▸ **PROVIDED PASSAGE**
HAYMOND: “Our exceedingly environmentally sensitive society has bought into the campaign that our human ‘species’ is destroying the Earth, and that we are in imminent danger of disaster. I believe WALL-E is another card in the deck of fear-mongering tactics employed by our common Enemy to get power, money, control, oppress mankind with false ‘prophets,’ and reign with blood and horror prior to the return of the Savior.”

NIBLEY: “an early Christian tradition that the evil spirits which constantly seek to defile and corrupt human society ‘move about in thick polluted air,’ as a most fitting environment for their work. In a passage from a famous Hermetic work, the Kore√ł Kosmu (excerpt 23), the Air complains to the Creator, ‘O Master, I myself am made thick and polluted, and by the stench of dead things from the dump I reek to heaven, so that I breed sickness, and have ceased to be wholesome; and when I look down from above I see things which are too awful to behold.’”

“I do not worry very much about Geneva anymore; it is only a small fumarole at the base of a mighty volcano which is now shuddering and groaning ominously. Brother Anderson said that he hears the great waterfall roaring just ahead. So let us both end with the Book of Mormon:

'For behold, ye do love money. . . . O ye pollutions, . . . who sell yourselves for that which will canker, why have ye polluted the holy church of God? . . . Why do ye build up your secret abominations to get gain, and cause that widows should mourn before the Lord, and also orphans, . . . and also the blood of their fathers and their husbands to cry unto the Lord . . . for vengeance upon your heads? Behold, the sword of vengeance hangeth over you; and the time soon cometh that he avengeth the blood of the saints upon you, for he will not suffer their cries any longer.' (Mormon 8:37–41).”


In conclusion, contrary to what talk radio and others may try to tell you, the environment is not a political issue, it is a human issue. We are all on this planet together and we need to take care of it and we aren’t doing such a good job. Incentives and restrictions help us to do this better. It has nothing to do with socialism or fascism or sterilization, but has everything to do with being better stewards.


*Nibley quotes taken from the essay ‘Stewardship of the Air’. (There is also a link to this and many other such essays on the sidebar.)

11 comments:

radiobeloved said...

I have to agree that the former articles were an oversimplification of the issue. Hugh Nibley's been probably the main force (via Approaching Zion and Brother Brigham Challenges the Saints) in my own gradual conversion to environmentalism. Granted, I disagree with most of the justifications and conclusions the movement reaches, but I've tried to respect life and the earth. I think the main reason for the strong anti-environmentalism is simply due to the alignment with the conservative movement and its platform without much critical thinking going, during the latter half of the twentieth century.

Bryce Haymond said...

Contrary to popular opinion, I've actually read a bit of Nibley myself, and I don't think he would have been the least bit favorable of the modern environmental extremist movement which is spreading its evil influence across the earth today, making a mockery of the gospel of Jesus Christ, and against which I spoke so vehemently in my post. My post had absolutely nothing to do with our divinely-mandated stewardship of the earth, of which Nibley spoke so often, and with whom I fervently agree.

green mormon architect said...

Bryce,
But Nibley was a part of the modern environmental movement. The quotes I linked to above are from 1989. Nibley spoke of ozone depletion, acid rain, pollution, etc. which are still very much apart of what we are trying to control and fix. These things fall under our stewardship of the earth.

(Annotated element listings)
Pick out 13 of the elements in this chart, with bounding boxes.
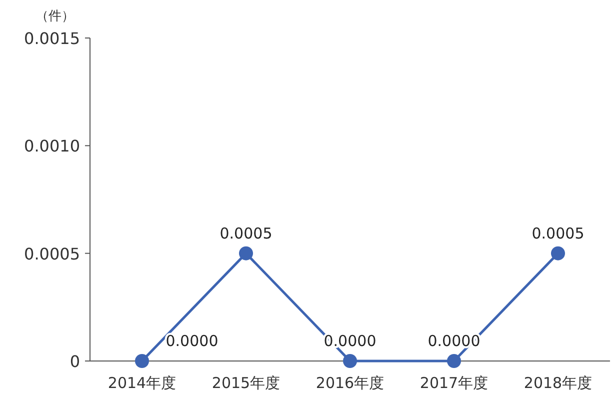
y-tick-label: 0 <box>70 352 80 371</box>
x-tick-label: 2014年度 <box>108 374 176 392</box>
data-label: 0.0005 <box>532 224 584 242</box>
y-tick-label: 0.0015 <box>24 29 80 48</box>
y-tick-label: 0.0010 <box>24 136 80 156</box>
x-tick-label: 2017年度 <box>420 374 488 392</box>
x-tick-label: 2016年度 <box>316 374 384 392</box>
data-label: 0.0005 <box>220 224 272 242</box>
x-tick-label: 2018年度 <box>524 374 592 392</box>
y-tick-label: 0.0005 <box>24 244 80 264</box>
y-axis-title: （件） <box>36 9 74 24</box>
x-tick-label: 2015年度 <box>212 374 280 392</box>
data-label: 0.0000 <box>166 332 218 350</box>
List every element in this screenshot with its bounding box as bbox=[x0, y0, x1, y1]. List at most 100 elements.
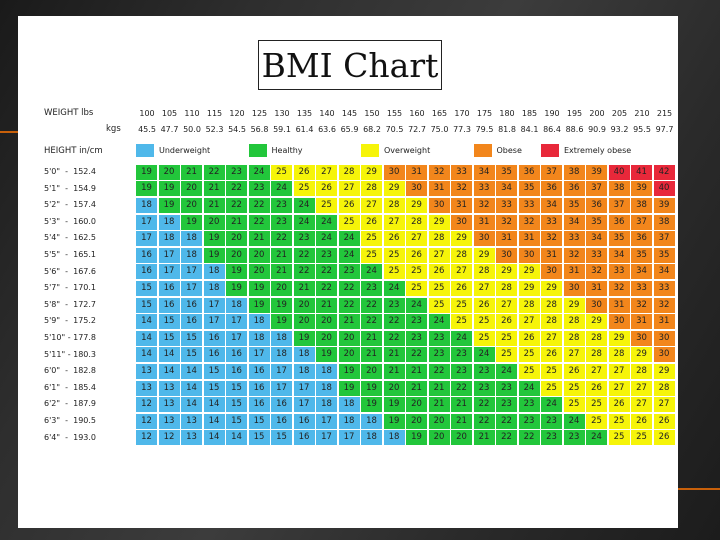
bmi-cell: 19 bbox=[226, 281, 247, 296]
height-label-row: 5'5" - 165.1 bbox=[44, 250, 97, 259]
bmi-cell: 26 bbox=[586, 380, 607, 396]
bmi-cell: 21 bbox=[428, 397, 450, 413]
bmi-cell: 26 bbox=[451, 281, 472, 296]
bmi-cell: 17 bbox=[316, 430, 337, 446]
bmi-cell: 19 bbox=[338, 364, 360, 379]
bmi-cell: 19 bbox=[271, 314, 292, 330]
bmi-cell: 29 bbox=[383, 181, 405, 197]
bmi-cell: 22 bbox=[248, 198, 270, 213]
bmi-cell: 18 bbox=[158, 214, 180, 230]
bmi-cell: 31 bbox=[563, 264, 585, 280]
bmi-cell: 26 bbox=[496, 314, 517, 330]
bmi-cell: 28 bbox=[608, 347, 630, 363]
bmi-cell: 17 bbox=[293, 397, 315, 413]
height-label-row: 6'3" - 190.5 bbox=[44, 416, 97, 425]
bmi-cell: 18 bbox=[181, 247, 202, 263]
weight-lbs-value: 200 bbox=[589, 109, 605, 118]
bmi-cell: 18 bbox=[248, 330, 270, 346]
bmi-cell: 22 bbox=[338, 281, 360, 296]
bmi-cell: 21 bbox=[293, 281, 315, 296]
bmi-cell: 16 bbox=[293, 413, 315, 429]
bmi-cell: 25 bbox=[451, 314, 472, 330]
bmi-cell: 30 bbox=[428, 198, 450, 213]
weight-kgs-value: 56.8 bbox=[250, 125, 269, 134]
bmi-cell: 32 bbox=[563, 247, 585, 263]
bmi-cell: 20 bbox=[226, 247, 247, 263]
bmi-cell: 24 bbox=[473, 347, 495, 363]
bmi-cell: 25 bbox=[383, 264, 405, 280]
bmi-cell: 23 bbox=[271, 198, 292, 213]
height-label-row: 5'10" - 177.8 bbox=[44, 333, 97, 342]
bmi-cell: 28 bbox=[518, 297, 540, 313]
bmi-cell: 23 bbox=[271, 214, 292, 230]
height-label-row: 5'0" - 152.4 bbox=[44, 167, 97, 176]
bmi-cell: 22 bbox=[473, 397, 495, 413]
bmi-cell: 20 bbox=[181, 181, 202, 197]
bmi-cell: 19 bbox=[136, 164, 157, 180]
weight-lbs-value: 180 bbox=[499, 109, 515, 118]
bmi-cell: 27 bbox=[361, 198, 382, 213]
weight-kgs-value: 68.2 bbox=[363, 125, 381, 134]
bmi-cell: 25 bbox=[586, 397, 607, 413]
bmi-cell: 28 bbox=[586, 347, 607, 363]
bmi-cell: 26 bbox=[383, 231, 405, 247]
weight-kgs-value: 97.7 bbox=[655, 125, 674, 134]
bmi-cell: 28 bbox=[653, 380, 675, 396]
bmi-cell: 24 bbox=[406, 297, 427, 313]
bmi-cell: 24 bbox=[496, 364, 517, 379]
bmi-cell: 30 bbox=[496, 247, 517, 263]
bmi-cell: 25 bbox=[271, 164, 292, 180]
height-label-row: 6'1" - 185.4 bbox=[44, 382, 97, 392]
height-label-row: 5'6" - 167.6 bbox=[44, 266, 97, 276]
bmi-cell: 18 bbox=[136, 198, 157, 213]
bmi-cell: 34 bbox=[608, 247, 630, 263]
bmi-cell: 23 bbox=[428, 347, 450, 363]
chart-title: BMI Chart bbox=[258, 40, 442, 90]
bmi-cell: 23 bbox=[518, 413, 540, 429]
bmi-cell: 25 bbox=[563, 380, 585, 396]
bmi-cell: 14 bbox=[136, 314, 157, 330]
bmi-cell: 21 bbox=[271, 264, 292, 280]
bmi-cell: 36 bbox=[586, 198, 607, 213]
bmi-cell: 25 bbox=[496, 347, 517, 363]
bmi-cell: 14 bbox=[158, 364, 180, 379]
bmi-cell: 24 bbox=[338, 231, 360, 247]
bmi-cell: 17 bbox=[226, 314, 247, 330]
bmi-cell: 20 bbox=[226, 231, 247, 247]
bmi-cell: 18 bbox=[316, 364, 337, 379]
bmi-cell: 22 bbox=[316, 281, 337, 296]
bmi-cell: 24 bbox=[316, 214, 337, 230]
bmi-cell: 14 bbox=[203, 430, 225, 446]
bmi-cell: 28 bbox=[496, 281, 517, 296]
bmi-cell: 24 bbox=[518, 380, 540, 396]
bmi-cell: 26 bbox=[473, 297, 495, 313]
bmi-cell: 16 bbox=[248, 380, 270, 396]
legend-swatch-underweight bbox=[136, 144, 154, 157]
bmi-cell: 21 bbox=[203, 181, 225, 197]
bmi-cell: 22 bbox=[316, 264, 337, 280]
bmi-cell: 34 bbox=[563, 214, 585, 230]
bmi-cell: 28 bbox=[586, 330, 607, 346]
bmi-cell: 27 bbox=[428, 247, 450, 263]
bmi-cell: 17 bbox=[203, 314, 225, 330]
bmi-cell: 16 bbox=[136, 247, 157, 263]
bmi-cell: 35 bbox=[608, 231, 630, 247]
weight-kgs-value: 72.7 bbox=[408, 125, 426, 134]
weight-kgs-value: 88.6 bbox=[565, 125, 584, 134]
bmi-cell: 40 bbox=[653, 181, 675, 197]
bmi-cell: 34 bbox=[473, 164, 495, 180]
bmi-cell: 22 bbox=[361, 297, 382, 313]
weight-kgs-value: 81.8 bbox=[498, 125, 516, 134]
bmi-cell: 19 bbox=[158, 181, 180, 197]
height-label-row: 5'1" - 154.9 bbox=[44, 183, 97, 193]
bmi-cell: 19 bbox=[158, 198, 180, 213]
bmi-cell: 29 bbox=[406, 198, 427, 213]
bmi-cell: 17 bbox=[136, 214, 157, 230]
bmi-cell: 12 bbox=[136, 430, 157, 446]
weight-lbs-value: 140 bbox=[319, 109, 335, 118]
bmi-cell: 15 bbox=[136, 281, 157, 296]
bmi-cell: 25 bbox=[541, 364, 562, 379]
bmi-cell: 23 bbox=[293, 231, 315, 247]
bmi-cell: 37 bbox=[653, 231, 675, 247]
bmi-cell: 33 bbox=[473, 181, 495, 197]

▸ **AIM OF THE TASK**
Translate this sentence from the blog post on the environment into Spanish: "It has nothing to do with socialism or fascism or sterilization, but has everything to do with being better stewards." You won't need the rows for this.

▸ **SOLVED EXERCISE**
No tiene nada que ver con el socialismo, el fascismo ni la esterilización, sino que tiene todo que ver con ser mejores administradores.